### Task statement:
Among the lines listed below, count those that include the string "available", and state only the count.

### Excerpted records:
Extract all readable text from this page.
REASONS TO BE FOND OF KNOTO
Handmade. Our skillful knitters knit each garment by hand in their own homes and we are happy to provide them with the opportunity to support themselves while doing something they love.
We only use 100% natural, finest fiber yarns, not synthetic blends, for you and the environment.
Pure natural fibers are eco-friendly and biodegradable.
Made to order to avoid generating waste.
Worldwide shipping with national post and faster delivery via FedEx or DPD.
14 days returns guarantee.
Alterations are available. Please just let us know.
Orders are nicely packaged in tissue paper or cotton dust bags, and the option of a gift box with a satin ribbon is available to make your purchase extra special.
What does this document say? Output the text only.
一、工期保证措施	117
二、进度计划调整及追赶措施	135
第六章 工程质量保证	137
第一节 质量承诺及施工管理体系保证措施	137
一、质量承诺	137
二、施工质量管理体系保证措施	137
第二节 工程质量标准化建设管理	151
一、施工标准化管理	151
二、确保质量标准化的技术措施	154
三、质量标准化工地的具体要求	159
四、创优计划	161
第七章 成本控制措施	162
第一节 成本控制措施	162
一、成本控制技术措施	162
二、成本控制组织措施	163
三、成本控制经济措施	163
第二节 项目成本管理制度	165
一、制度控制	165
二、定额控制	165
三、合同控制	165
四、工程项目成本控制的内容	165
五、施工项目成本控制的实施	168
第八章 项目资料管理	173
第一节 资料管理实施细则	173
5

### Solved problem:
2